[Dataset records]
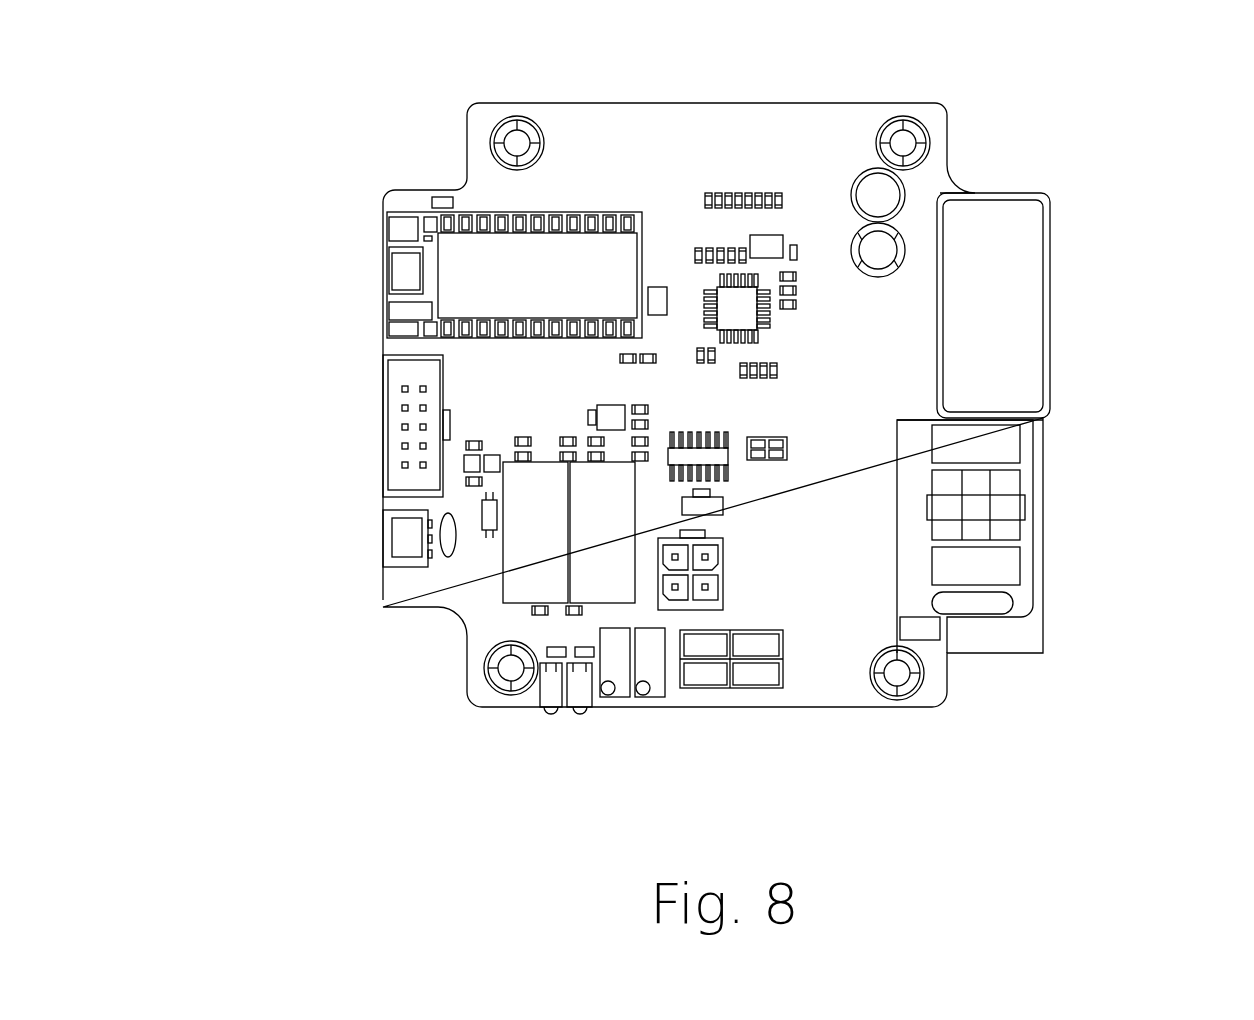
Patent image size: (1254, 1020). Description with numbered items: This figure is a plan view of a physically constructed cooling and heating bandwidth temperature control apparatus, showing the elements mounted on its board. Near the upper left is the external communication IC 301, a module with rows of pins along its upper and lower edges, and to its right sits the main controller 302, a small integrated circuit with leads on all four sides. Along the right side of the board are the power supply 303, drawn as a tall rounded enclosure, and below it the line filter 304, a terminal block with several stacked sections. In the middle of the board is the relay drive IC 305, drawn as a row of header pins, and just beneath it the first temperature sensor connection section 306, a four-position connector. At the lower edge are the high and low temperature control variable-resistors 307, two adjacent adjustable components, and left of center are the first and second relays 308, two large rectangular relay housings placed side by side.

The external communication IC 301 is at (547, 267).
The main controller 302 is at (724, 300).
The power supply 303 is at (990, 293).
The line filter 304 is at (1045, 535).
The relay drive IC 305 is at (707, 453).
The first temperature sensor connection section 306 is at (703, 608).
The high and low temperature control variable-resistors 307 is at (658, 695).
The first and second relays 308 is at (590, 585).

## [Problem statement]
Which lines in the material above contain the word "relays"? Extract each of them in full.

## [Task answer]
Patent image size: (1254, 1020). Description with numbered items: This figure is a plan view of a physically constructed cooling and heating bandwidth temperature control apparatus, showing the elements mounted on its board. Near the upper left is the external communication IC 301, a module with rows of pins along its upper and lower edges, and to its right sits the main controller 302, a small integrated circuit with leads on all four sides. Along the right side of the board are the power supply 303, drawn as a tall rounded enclosure, and below it the line filter 304, a terminal block with several stacked sections. In the middle of the board is the relay drive IC 305, drawn as a row of header pins, and just beneath it the first temperature sensor connection section 306, a four-position connector. At the lower edge are the high and low temperature control variable-resistors 307, two adjacent adjustable components, and left of center are the first and second relays 308, two large rectangular relay housings placed side by side.
The first and second relays 308 is at (590, 585).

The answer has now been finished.